* RECORDS SHOWN:
+===+

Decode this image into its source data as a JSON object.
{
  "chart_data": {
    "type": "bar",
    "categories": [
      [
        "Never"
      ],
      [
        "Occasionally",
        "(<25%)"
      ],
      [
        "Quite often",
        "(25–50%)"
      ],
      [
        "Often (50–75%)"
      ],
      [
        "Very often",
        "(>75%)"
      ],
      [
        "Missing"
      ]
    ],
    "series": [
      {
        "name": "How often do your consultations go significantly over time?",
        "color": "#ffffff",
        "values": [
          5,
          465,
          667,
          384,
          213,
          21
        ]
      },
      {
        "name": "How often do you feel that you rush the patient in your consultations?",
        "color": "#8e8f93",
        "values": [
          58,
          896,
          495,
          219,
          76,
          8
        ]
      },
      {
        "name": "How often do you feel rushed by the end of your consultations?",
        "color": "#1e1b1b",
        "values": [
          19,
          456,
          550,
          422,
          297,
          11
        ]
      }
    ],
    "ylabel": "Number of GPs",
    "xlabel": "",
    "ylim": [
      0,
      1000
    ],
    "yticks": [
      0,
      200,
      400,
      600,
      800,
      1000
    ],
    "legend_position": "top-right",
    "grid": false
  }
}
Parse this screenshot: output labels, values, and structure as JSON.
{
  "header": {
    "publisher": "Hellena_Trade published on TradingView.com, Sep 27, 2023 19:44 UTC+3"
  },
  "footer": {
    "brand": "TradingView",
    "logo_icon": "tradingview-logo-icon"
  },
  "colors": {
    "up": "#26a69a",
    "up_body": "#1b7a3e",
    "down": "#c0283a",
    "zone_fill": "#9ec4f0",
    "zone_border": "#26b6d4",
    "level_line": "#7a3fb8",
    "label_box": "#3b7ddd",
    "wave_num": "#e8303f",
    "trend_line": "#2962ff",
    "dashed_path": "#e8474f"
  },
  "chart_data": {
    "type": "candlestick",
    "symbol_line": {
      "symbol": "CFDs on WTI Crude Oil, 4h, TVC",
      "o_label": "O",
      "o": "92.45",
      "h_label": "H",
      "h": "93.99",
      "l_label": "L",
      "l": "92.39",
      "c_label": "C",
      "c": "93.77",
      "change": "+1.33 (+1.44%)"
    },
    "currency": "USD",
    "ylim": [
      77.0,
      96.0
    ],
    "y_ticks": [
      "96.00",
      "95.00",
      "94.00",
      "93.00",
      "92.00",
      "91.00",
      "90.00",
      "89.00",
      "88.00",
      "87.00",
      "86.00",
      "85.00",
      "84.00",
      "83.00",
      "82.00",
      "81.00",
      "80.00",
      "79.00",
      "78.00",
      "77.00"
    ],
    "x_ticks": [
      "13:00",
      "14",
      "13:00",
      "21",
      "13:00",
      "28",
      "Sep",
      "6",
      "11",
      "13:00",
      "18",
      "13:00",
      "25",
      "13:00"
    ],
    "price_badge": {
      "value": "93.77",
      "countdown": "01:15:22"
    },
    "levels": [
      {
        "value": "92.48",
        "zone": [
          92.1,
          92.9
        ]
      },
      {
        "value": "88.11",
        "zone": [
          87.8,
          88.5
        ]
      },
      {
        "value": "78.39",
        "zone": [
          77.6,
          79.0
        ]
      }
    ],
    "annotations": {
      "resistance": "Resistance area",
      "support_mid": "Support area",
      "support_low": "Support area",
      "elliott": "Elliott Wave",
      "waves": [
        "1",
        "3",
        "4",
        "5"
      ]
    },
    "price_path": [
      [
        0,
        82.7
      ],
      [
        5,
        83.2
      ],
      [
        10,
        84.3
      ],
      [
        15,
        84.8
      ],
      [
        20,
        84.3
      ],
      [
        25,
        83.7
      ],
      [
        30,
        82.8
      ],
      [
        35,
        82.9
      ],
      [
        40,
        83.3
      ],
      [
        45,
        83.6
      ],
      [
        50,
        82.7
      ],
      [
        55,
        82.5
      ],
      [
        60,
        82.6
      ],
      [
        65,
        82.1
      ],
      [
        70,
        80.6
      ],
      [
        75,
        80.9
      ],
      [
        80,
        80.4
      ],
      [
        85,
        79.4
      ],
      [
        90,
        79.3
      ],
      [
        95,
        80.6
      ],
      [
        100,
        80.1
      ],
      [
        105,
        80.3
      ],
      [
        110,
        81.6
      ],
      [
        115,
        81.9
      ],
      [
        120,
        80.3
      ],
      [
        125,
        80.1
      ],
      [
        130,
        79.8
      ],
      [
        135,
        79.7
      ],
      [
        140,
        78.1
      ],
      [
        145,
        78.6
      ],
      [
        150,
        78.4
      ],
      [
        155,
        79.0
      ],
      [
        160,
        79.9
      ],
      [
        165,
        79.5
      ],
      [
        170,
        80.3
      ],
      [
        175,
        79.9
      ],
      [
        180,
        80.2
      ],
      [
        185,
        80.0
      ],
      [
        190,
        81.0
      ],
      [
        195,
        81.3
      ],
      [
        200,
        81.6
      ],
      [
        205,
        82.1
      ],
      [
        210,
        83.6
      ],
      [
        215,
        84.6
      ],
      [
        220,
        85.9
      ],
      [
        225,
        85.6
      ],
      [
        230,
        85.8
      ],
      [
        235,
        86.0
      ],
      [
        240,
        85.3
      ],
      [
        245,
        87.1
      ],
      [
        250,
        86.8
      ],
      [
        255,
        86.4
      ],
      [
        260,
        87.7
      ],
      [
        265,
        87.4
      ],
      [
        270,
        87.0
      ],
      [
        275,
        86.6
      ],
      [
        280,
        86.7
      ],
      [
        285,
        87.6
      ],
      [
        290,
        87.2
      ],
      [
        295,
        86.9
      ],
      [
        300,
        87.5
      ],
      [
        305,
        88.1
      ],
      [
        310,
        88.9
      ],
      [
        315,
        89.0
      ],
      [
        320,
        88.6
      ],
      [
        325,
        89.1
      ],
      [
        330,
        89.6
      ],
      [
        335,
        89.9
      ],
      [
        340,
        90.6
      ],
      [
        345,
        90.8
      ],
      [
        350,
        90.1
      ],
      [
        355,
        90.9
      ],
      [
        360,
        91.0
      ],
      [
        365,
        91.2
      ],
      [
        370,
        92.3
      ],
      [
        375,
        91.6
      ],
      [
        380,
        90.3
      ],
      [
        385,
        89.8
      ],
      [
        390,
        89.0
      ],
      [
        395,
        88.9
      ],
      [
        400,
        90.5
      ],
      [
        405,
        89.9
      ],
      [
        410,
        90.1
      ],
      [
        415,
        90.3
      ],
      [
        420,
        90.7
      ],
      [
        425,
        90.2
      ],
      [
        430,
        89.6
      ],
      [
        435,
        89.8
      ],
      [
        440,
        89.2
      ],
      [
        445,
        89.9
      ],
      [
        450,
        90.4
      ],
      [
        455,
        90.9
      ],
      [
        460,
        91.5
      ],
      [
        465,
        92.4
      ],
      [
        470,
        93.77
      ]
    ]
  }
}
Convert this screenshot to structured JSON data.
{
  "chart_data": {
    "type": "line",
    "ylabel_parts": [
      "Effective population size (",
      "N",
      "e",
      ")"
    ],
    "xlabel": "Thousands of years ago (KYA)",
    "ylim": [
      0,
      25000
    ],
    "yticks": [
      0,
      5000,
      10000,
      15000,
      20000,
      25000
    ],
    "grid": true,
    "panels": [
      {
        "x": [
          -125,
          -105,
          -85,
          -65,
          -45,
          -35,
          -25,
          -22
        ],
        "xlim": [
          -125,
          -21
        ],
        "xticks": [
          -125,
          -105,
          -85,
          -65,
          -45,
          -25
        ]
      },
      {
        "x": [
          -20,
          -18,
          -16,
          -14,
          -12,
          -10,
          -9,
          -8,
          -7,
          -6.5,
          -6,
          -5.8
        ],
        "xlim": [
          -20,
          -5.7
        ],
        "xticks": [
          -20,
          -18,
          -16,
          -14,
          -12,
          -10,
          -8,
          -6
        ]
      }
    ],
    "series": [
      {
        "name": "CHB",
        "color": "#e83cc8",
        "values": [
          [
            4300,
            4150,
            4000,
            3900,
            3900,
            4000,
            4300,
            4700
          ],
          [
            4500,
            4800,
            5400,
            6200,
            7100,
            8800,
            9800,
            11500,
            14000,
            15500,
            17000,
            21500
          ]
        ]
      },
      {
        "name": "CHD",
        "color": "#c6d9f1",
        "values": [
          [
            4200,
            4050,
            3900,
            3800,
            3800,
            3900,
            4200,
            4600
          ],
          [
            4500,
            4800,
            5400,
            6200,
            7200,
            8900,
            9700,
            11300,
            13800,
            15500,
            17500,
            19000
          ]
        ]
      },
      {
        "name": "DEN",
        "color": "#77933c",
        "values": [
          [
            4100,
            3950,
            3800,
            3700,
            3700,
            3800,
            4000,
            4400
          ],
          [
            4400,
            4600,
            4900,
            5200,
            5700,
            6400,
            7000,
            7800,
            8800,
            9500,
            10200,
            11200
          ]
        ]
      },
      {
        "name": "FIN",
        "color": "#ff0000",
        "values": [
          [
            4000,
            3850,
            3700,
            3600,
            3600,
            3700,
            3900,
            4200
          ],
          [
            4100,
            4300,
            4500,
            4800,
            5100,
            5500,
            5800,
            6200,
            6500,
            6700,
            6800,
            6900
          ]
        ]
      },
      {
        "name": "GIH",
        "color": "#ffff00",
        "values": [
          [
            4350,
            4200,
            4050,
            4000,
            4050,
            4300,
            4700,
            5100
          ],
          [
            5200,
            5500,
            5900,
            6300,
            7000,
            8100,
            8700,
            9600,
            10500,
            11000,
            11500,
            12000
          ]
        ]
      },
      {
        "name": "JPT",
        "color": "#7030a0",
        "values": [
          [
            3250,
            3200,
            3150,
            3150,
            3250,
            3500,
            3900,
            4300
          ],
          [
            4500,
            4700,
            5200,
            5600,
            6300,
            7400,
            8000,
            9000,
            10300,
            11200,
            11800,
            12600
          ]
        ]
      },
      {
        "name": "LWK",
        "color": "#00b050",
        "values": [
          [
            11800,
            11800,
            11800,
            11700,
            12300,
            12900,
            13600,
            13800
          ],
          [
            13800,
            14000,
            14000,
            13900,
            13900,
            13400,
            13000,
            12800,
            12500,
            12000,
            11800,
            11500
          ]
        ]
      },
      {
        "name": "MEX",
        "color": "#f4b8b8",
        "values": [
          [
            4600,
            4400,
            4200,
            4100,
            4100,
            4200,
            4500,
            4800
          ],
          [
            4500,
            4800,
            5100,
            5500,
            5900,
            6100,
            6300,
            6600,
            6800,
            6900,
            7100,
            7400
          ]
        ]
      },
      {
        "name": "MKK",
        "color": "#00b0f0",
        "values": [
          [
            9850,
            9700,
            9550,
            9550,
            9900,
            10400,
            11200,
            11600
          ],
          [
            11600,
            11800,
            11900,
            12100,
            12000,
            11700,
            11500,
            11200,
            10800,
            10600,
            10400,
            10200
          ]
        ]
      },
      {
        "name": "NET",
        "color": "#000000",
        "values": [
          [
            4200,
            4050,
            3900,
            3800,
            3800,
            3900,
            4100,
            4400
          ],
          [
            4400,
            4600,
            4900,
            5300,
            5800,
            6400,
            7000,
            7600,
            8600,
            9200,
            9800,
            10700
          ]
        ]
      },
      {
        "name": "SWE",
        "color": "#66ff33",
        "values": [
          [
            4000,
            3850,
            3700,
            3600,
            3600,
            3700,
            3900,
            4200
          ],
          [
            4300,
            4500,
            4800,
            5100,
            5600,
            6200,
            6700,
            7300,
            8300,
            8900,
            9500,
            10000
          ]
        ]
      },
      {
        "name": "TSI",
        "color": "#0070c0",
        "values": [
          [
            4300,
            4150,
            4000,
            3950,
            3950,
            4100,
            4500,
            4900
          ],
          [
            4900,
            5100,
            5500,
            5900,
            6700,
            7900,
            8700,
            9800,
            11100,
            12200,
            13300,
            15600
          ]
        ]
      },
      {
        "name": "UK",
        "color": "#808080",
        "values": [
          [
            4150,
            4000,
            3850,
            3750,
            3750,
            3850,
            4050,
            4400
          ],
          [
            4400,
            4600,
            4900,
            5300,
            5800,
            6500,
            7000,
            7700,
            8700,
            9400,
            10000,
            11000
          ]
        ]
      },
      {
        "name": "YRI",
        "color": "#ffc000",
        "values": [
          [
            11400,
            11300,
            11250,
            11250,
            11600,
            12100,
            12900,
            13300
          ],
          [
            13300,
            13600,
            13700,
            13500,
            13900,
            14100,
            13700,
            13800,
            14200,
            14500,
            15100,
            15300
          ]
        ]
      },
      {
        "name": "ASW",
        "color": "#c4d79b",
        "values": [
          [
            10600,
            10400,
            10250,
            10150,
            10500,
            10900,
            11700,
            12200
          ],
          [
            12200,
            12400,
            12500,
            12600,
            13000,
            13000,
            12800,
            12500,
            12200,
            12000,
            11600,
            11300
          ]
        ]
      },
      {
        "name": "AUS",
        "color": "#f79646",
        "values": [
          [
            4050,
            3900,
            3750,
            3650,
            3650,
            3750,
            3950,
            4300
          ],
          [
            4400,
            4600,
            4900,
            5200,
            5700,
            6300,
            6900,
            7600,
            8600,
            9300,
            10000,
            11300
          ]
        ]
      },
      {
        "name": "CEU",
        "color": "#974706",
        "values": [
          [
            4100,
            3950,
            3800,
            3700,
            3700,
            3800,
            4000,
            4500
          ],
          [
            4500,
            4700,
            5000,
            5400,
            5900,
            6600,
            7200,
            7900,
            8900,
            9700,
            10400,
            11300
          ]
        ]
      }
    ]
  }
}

+===+

* EXERCISE DESCRIPTION:
Scan the lines for the string "Support". Pick out every line that has it.

* CORRECT OUTPUT:
      "support_mid": "Support area",
      "support_low": "Support area",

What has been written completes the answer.